**Short task:** Go through the records and give each one again exactly.

**Records shown:**
::::::

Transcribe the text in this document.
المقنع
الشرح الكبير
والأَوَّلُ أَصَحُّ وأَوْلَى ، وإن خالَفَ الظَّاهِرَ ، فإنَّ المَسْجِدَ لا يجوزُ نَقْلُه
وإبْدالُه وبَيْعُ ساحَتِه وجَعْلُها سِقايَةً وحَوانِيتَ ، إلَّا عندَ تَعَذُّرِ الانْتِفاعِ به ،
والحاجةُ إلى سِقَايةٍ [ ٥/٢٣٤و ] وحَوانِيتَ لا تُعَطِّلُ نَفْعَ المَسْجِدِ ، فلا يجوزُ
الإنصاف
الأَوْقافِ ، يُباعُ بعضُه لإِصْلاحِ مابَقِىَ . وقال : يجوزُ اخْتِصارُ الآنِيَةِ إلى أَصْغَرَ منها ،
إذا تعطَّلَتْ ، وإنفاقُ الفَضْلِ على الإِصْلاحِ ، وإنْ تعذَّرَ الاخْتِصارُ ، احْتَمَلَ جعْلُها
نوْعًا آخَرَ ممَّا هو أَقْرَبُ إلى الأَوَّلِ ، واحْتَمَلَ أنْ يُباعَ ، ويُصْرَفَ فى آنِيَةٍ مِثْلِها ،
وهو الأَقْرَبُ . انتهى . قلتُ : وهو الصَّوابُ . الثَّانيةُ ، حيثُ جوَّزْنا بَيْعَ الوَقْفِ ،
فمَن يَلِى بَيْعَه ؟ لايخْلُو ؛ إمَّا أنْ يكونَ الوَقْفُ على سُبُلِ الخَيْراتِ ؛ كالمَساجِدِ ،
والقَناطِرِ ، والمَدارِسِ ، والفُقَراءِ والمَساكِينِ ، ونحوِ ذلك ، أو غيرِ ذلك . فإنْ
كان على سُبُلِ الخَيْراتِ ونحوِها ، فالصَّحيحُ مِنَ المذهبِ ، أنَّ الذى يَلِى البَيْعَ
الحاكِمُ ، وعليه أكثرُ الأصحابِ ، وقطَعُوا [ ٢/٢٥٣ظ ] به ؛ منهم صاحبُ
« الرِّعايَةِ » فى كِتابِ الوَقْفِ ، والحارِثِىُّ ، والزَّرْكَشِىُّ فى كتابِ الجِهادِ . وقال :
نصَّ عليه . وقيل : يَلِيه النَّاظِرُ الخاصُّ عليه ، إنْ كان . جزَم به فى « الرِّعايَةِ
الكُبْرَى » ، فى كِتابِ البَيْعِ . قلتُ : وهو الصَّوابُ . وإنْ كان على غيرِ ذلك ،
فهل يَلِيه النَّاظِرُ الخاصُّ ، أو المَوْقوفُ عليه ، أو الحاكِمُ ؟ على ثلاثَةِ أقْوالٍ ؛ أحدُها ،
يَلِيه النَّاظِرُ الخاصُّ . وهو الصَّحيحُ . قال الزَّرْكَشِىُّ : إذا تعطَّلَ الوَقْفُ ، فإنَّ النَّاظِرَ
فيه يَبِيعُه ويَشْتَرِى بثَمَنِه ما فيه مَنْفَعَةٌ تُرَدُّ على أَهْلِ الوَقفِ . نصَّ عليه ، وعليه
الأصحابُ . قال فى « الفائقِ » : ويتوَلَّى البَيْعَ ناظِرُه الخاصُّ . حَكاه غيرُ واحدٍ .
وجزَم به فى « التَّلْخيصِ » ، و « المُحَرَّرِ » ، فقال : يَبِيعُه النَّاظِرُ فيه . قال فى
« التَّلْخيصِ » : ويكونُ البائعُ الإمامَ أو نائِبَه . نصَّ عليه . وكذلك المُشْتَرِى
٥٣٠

::::::

**Finished task:**
Transcribe the text in this document.
المقنع
الشرح الكبير
والأَوَّلُ أَصَحُّ وأَوْلَى ، وإن خالَفَ الظَّاهِرَ ، فإنَّ المَسْجِدَ لا يجوزُ نَقْلُه
وإبْدالُه وبَيْعُ ساحَتِه وجَعْلُها سِقايَةً وحَوانِيتَ ، إلَّا عندَ تَعَذُّرِ الانْتِفاعِ به ،
والحاجةُ إلى سِقَايةٍ [ ٥/٢٣٤و ] وحَوانِيتَ لا تُعَطِّلُ نَفْعَ المَسْجِدِ ، فلا يجوزُ
الإنصاف
الأَوْقافِ ، يُباعُ بعضُه لإِصْلاحِ مابَقِىَ . وقال : يجوزُ اخْتِصارُ الآنِيَةِ إلى أَصْغَرَ منها ،
إذا تعطَّلَتْ ، وإنفاقُ الفَضْلِ على الإِصْلاحِ ، وإنْ تعذَّرَ الاخْتِصارُ ، احْتَمَلَ جعْلُها
نوْعًا آخَرَ ممَّا هو أَقْرَبُ إلى الأَوَّلِ ، واحْتَمَلَ أنْ يُباعَ ، ويُصْرَفَ فى آنِيَةٍ مِثْلِها ،
وهو الأَقْرَبُ . انتهى . قلتُ : وهو الصَّوابُ . الثَّانيةُ ، حيثُ جوَّزْنا بَيْعَ الوَقْفِ ،
فمَن يَلِى بَيْعَه ؟ لايخْلُو ؛ إمَّا أنْ يكونَ الوَقْفُ على سُبُلِ الخَيْراتِ ؛ كالمَساجِدِ ،
والقَناطِرِ ، والمَدارِسِ ، والفُقَراءِ والمَساكِينِ ، ونحوِ ذلك ، أو غيرِ ذلك . فإنْ
كان على سُبُلِ الخَيْراتِ ونحوِها ، فالصَّحيحُ مِنَ المذهبِ ، أنَّ الذى يَلِى البَيْعَ
الحاكِمُ ، وعليه أكثرُ الأصحابِ ، وقطَعُوا [ ٢/٢٥٣ظ ] به ؛ منهم صاحبُ
« الرِّعايَةِ » فى كِتابِ الوَقْفِ ، والحارِثِىُّ ، والزَّرْكَشِىُّ فى كتابِ الجِهادِ . وقال :
نصَّ عليه . وقيل : يَلِيه النَّاظِرُ الخاصُّ عليه ، إنْ كان . جزَم به فى « الرِّعايَةِ
الكُبْرَى » ، فى كِتابِ البَيْعِ . قلتُ : وهو الصَّوابُ . وإنْ كان على غيرِ ذلك ،
فهل يَلِيه النَّاظِرُ الخاصُّ ، أو المَوْقوفُ عليه ، أو الحاكِمُ ؟ على ثلاثَةِ أقْوالٍ ؛ أحدُها ،
يَلِيه النَّاظِرُ الخاصُّ . وهو الصَّحيحُ . قال الزَّرْكَشِىُّ : إذا تعطَّلَ الوَقْفُ ، فإنَّ النَّاظِرَ
فيه يَبِيعُه ويَشْتَرِى بثَمَنِه ما فيه مَنْفَعَةٌ تُرَدُّ على أَهْلِ الوَقفِ . نصَّ عليه ، وعليه
الأصحابُ . قال فى « الفائقِ » : ويتوَلَّى البَيْعَ ناظِرُه الخاصُّ . حَكاه غيرُ واحدٍ .
وجزَم به فى « التَّلْخيصِ » ، و « المُحَرَّرِ » ، فقال : يَبِيعُه النَّاظِرُ فيه . قال فى
« التَّلْخيصِ » : ويكونُ البائعُ الإمامَ أو نائِبَه . نصَّ عليه . وكذلك المُشْتَرِى
٥٣٠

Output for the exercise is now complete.